### MATERIAL SHOWN ###
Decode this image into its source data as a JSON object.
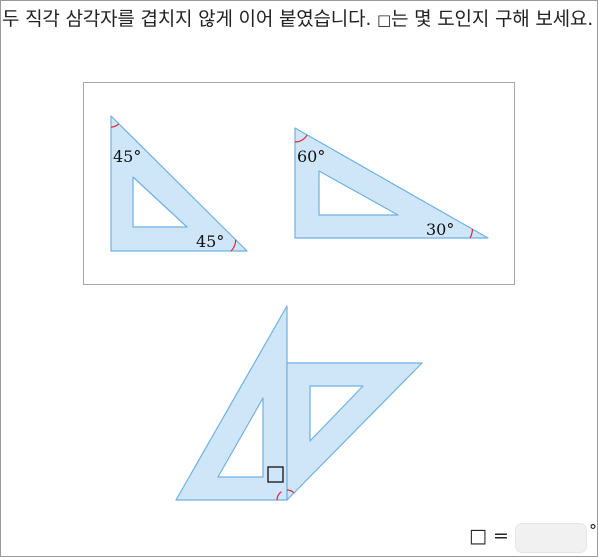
{
  "question": {
    "text": "두 직각 삼각자를 겹치지 않게 이어 붙였습니다. ",
    "symbol": "□",
    "text2": "는 몇 도인지 구해 보세요."
  },
  "reference": {
    "triangle_45": {
      "angle_top": "45°",
      "angle_bottom": "45°"
    },
    "triangle_30_60": {
      "angle_left": "60°",
      "angle_right": "30°"
    }
  },
  "answer": {
    "symbol": "□ =",
    "value": "",
    "unit": "°"
  },
  "colors": {
    "fill": "#cfe6f9",
    "stroke": "#6fb1e3",
    "arc": "#e0243a",
    "border": "#a8a8a8"
  }
}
###
## TASK REQUIREMENTS
Exclude every picture and copy the remaining data exactly.

## TASK ANSWER
Decode this image into its source data as a JSON object.
{
  "question": {
    "text": "두 직각 삼각자를 겹치지 않게 이어 붙였습니다. ",
    "symbol": "□",
    "text2": "는 몇 도인지 구해 보세요."
  },
  "reference": {
    "triangle_45": {
      "angle_top": "45°",
      "angle_bottom": "45°"
    },
    "triangle_30_60": {
      "angle_left": "60°",
      "angle_right": "30°"
    }
  },
  "answer": {
    "symbol": "□ =",
    "value": "",
    "unit": "°"
  },
  "colors": {
    "fill": "#cfe6f9",
    "stroke": "#6fb1e3",
    "arc": "#e0243a",
    "border": "#a8a8a8"
  }
}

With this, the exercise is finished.